▶ _DATASET_:
^^^^^^^^^^^^^^^^

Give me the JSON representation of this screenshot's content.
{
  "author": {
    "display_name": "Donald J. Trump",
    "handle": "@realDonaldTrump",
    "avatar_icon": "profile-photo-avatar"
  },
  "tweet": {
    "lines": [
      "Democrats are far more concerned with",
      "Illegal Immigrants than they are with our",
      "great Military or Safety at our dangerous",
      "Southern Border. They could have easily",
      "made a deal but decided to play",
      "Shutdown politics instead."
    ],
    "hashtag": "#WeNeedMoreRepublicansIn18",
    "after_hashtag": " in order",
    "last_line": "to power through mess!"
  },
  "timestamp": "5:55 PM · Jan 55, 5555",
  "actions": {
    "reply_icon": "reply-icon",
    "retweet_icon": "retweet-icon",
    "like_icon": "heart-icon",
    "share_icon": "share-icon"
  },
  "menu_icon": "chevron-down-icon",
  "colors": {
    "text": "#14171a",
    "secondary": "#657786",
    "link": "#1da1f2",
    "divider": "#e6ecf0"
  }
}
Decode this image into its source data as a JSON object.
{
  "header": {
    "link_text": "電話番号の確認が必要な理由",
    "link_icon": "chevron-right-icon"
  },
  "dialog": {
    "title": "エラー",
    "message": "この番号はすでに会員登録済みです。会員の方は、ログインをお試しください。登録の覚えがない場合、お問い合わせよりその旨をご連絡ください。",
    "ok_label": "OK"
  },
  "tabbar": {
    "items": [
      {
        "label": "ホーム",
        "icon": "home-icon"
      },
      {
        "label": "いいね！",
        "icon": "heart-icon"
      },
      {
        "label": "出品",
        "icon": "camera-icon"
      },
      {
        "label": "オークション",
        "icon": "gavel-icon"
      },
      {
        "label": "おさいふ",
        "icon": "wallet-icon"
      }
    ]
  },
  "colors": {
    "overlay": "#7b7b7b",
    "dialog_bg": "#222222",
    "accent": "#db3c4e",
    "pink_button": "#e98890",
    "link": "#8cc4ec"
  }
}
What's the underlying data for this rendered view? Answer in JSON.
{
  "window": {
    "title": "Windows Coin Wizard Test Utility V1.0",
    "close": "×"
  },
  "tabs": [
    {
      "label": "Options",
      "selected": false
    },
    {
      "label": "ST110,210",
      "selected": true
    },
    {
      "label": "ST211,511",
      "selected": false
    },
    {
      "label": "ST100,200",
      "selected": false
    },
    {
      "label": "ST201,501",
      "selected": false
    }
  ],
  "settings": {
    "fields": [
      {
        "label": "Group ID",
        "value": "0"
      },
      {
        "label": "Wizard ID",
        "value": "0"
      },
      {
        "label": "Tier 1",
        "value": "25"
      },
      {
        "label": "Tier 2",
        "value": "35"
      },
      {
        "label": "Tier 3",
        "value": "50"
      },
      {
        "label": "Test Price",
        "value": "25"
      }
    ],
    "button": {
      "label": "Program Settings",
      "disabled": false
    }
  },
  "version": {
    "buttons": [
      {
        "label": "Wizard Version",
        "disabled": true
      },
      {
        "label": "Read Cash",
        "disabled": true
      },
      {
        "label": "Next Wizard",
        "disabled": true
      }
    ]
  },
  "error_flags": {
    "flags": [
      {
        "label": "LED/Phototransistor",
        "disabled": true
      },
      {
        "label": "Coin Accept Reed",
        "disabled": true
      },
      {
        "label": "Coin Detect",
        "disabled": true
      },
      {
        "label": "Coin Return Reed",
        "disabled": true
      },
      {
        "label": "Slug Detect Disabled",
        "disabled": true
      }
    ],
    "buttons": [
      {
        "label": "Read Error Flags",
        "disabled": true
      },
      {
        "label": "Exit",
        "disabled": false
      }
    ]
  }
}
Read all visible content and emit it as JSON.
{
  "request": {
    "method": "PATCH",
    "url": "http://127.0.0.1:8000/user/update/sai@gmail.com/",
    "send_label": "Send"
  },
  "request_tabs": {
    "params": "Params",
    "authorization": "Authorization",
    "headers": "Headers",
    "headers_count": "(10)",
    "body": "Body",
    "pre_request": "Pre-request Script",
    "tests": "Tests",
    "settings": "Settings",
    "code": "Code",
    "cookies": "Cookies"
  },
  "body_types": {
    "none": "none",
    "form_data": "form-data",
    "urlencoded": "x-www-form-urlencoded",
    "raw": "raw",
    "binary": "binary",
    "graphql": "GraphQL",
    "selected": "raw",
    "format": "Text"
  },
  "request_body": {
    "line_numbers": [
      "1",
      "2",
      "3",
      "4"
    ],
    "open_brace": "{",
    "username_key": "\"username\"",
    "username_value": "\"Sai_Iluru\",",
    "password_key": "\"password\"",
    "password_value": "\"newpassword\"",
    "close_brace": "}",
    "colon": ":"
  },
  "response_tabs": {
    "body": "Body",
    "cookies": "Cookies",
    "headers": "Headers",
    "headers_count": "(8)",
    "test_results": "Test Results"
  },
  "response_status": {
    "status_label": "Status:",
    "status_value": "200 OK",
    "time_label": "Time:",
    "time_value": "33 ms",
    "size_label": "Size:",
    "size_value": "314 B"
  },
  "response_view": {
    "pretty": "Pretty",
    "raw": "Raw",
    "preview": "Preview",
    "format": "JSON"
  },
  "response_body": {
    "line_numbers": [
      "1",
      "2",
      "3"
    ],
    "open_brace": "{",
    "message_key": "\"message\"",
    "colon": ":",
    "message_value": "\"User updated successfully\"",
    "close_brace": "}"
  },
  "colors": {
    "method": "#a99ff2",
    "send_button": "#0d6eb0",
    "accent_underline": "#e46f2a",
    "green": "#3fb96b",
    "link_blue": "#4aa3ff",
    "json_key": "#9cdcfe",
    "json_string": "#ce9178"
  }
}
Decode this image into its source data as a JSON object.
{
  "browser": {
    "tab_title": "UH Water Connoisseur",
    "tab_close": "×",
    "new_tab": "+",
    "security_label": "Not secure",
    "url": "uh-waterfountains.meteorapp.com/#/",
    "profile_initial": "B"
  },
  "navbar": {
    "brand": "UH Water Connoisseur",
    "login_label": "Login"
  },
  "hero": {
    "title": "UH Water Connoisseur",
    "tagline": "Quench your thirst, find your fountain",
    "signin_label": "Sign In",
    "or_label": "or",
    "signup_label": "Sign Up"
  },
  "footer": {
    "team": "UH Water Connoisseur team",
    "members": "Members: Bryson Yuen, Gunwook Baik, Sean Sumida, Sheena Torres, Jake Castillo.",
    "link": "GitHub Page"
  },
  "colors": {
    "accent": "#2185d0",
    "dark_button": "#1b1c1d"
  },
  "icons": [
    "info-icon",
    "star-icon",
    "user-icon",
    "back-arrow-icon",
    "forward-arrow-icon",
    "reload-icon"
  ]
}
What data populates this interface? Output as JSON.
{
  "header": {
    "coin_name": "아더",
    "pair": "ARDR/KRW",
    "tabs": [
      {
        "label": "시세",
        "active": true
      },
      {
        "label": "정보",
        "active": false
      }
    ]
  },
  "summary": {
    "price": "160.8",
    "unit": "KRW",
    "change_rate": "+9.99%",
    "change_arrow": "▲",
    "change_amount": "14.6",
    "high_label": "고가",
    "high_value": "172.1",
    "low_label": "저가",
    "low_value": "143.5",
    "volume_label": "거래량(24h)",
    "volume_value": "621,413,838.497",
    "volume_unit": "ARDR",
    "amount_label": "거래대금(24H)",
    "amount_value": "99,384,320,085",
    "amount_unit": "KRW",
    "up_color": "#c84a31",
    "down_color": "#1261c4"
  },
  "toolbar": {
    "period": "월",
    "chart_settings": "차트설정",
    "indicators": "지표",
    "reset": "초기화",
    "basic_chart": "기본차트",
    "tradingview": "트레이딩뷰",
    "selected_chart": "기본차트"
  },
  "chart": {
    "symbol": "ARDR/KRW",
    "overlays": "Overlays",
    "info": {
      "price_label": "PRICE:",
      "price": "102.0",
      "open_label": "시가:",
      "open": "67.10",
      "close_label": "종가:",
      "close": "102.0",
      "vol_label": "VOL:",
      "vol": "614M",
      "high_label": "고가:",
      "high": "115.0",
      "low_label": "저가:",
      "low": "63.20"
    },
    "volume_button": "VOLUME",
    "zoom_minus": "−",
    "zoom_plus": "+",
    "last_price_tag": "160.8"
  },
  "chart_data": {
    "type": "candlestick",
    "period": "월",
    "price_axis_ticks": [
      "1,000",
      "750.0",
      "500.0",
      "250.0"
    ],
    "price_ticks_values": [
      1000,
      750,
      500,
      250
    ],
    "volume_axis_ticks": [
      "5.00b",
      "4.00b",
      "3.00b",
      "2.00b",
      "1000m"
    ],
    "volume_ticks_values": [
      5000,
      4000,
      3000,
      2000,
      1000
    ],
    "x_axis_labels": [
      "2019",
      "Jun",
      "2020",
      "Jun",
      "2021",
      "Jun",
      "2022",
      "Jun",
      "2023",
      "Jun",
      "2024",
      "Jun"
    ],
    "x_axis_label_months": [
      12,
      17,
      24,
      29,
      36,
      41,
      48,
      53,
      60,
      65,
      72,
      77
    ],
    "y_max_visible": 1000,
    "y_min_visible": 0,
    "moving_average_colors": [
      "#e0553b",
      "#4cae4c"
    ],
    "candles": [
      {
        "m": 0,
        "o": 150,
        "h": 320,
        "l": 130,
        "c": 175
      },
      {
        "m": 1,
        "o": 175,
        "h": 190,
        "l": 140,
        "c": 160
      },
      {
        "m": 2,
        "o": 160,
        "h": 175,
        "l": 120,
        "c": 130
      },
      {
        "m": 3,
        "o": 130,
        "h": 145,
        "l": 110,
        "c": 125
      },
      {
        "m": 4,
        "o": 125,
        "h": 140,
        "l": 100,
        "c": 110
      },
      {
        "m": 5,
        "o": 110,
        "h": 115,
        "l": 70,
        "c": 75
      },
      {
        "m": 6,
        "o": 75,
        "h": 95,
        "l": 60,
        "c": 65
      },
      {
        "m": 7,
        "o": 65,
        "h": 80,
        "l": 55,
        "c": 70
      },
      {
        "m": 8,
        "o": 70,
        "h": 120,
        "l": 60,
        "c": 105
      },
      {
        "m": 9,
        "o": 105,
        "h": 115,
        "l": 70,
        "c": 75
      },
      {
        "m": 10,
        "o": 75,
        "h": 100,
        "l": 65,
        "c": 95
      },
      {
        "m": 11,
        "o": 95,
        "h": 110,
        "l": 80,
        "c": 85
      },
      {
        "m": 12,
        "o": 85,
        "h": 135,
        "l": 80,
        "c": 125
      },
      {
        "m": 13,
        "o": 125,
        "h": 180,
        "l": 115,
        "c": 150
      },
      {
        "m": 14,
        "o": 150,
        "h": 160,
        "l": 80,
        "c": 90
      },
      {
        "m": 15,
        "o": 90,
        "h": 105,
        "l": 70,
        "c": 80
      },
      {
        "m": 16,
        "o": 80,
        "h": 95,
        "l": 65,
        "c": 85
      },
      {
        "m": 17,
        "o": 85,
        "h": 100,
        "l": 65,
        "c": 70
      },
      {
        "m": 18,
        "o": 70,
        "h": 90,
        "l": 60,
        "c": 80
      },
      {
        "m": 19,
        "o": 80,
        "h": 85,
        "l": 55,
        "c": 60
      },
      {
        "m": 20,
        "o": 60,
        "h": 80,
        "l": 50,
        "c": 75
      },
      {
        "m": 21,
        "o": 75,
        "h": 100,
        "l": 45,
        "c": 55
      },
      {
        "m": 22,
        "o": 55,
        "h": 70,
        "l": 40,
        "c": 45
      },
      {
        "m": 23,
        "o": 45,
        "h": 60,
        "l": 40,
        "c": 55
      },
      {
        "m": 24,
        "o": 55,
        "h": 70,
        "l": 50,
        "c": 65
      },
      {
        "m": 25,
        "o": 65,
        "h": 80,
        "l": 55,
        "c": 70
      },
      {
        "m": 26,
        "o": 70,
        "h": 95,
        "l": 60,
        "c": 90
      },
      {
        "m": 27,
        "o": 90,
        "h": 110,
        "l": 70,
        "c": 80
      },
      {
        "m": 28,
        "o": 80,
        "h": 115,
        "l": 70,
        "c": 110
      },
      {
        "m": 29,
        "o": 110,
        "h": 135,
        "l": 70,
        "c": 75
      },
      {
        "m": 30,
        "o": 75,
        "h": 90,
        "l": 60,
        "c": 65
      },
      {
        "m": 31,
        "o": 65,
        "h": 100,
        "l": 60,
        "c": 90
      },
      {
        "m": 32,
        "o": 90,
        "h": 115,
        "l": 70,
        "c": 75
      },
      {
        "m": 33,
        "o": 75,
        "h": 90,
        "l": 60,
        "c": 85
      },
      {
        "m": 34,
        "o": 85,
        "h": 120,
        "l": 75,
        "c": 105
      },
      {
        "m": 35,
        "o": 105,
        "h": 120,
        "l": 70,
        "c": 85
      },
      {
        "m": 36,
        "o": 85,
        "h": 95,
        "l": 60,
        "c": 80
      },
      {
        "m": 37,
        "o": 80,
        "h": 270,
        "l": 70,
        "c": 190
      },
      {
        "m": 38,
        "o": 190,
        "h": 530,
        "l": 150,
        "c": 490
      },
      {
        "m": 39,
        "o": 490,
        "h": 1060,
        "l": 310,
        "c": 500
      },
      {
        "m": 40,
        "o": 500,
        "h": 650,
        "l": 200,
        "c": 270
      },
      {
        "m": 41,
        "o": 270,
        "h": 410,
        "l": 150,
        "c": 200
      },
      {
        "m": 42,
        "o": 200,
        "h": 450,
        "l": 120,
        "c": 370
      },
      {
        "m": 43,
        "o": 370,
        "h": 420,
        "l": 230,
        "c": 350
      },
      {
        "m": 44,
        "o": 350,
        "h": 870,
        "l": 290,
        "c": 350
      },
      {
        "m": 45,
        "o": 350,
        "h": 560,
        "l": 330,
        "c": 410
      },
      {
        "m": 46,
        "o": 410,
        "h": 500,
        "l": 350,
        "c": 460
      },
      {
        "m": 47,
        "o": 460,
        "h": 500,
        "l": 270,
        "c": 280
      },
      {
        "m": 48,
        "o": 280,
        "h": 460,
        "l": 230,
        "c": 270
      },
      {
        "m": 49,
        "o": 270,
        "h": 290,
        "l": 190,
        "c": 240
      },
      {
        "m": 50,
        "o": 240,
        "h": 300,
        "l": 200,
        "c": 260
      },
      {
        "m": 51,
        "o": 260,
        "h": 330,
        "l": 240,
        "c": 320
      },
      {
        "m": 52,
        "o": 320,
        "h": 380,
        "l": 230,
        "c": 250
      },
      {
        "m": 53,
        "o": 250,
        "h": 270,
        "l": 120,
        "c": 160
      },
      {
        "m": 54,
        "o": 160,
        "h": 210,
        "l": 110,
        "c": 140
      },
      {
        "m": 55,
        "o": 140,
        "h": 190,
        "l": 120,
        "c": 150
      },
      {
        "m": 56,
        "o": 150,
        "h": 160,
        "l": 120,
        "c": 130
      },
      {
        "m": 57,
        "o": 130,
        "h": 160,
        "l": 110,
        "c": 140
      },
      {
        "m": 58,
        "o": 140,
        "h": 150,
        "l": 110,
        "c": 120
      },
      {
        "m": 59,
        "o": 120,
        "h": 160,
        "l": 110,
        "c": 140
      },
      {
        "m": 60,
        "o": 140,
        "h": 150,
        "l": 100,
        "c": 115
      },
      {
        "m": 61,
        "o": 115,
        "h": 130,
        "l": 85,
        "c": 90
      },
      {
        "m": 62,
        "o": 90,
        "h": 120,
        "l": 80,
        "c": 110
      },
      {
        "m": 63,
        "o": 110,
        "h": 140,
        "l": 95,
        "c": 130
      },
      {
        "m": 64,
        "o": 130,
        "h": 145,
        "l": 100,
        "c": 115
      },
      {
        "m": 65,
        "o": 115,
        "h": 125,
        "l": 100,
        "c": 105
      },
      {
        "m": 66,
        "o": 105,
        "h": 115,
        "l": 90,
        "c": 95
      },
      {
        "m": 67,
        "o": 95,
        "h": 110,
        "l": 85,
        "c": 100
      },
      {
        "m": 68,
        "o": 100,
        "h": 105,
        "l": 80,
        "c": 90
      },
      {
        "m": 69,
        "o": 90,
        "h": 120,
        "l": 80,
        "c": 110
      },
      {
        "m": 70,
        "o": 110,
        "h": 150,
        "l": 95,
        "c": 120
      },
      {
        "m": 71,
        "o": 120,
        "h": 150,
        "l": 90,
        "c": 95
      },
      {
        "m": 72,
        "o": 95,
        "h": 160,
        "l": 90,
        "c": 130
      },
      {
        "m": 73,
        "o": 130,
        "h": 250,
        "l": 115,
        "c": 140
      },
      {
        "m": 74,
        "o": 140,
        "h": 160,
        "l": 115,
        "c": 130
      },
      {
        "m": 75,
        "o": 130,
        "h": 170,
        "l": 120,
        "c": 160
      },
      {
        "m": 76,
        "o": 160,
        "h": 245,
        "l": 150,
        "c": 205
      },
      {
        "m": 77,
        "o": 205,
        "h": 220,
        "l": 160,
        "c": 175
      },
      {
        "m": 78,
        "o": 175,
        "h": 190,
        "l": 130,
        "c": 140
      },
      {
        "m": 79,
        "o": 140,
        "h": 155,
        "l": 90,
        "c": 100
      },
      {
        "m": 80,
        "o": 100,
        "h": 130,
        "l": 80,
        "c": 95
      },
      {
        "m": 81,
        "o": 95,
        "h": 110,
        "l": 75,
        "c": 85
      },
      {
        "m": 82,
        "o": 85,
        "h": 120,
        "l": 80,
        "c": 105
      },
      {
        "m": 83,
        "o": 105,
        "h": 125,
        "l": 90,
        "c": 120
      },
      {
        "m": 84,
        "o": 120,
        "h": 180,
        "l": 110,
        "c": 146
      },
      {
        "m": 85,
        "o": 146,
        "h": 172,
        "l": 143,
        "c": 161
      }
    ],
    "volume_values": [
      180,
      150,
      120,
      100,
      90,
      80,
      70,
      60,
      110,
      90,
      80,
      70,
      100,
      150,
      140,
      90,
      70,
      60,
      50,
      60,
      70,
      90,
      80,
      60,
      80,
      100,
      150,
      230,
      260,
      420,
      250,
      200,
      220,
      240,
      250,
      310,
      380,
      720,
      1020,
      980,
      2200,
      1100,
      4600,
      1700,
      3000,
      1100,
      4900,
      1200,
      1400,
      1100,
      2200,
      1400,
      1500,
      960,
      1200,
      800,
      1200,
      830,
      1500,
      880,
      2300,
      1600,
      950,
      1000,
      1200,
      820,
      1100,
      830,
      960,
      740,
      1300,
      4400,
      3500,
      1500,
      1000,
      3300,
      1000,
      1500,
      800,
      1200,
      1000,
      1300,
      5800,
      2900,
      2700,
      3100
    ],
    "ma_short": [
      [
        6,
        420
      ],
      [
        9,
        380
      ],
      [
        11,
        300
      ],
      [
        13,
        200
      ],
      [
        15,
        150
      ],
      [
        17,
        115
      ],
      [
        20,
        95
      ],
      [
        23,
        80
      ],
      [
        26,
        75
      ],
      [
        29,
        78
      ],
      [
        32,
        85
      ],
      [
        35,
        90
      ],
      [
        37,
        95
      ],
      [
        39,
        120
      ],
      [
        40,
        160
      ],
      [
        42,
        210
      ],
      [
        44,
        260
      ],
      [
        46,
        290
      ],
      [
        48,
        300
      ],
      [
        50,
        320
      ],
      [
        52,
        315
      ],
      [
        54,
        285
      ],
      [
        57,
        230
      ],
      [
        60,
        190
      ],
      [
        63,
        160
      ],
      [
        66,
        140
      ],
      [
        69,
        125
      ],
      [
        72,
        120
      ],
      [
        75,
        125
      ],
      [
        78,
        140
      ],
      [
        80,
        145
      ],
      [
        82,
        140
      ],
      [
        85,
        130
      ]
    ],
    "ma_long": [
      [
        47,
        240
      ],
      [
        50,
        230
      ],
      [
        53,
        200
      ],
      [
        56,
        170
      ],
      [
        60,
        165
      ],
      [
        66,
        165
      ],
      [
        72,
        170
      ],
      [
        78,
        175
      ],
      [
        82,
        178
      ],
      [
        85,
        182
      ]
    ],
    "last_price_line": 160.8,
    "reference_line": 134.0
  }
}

^^^^^^^^^^^^^^^^

▶ _SET TASK_:
Show every line from the entries above in which "Tier" appears.

▶ _OUTPUT BELOW_:
        "label": "Tier 1",
        "label": "Tier 2",
        "label": "Tier 3",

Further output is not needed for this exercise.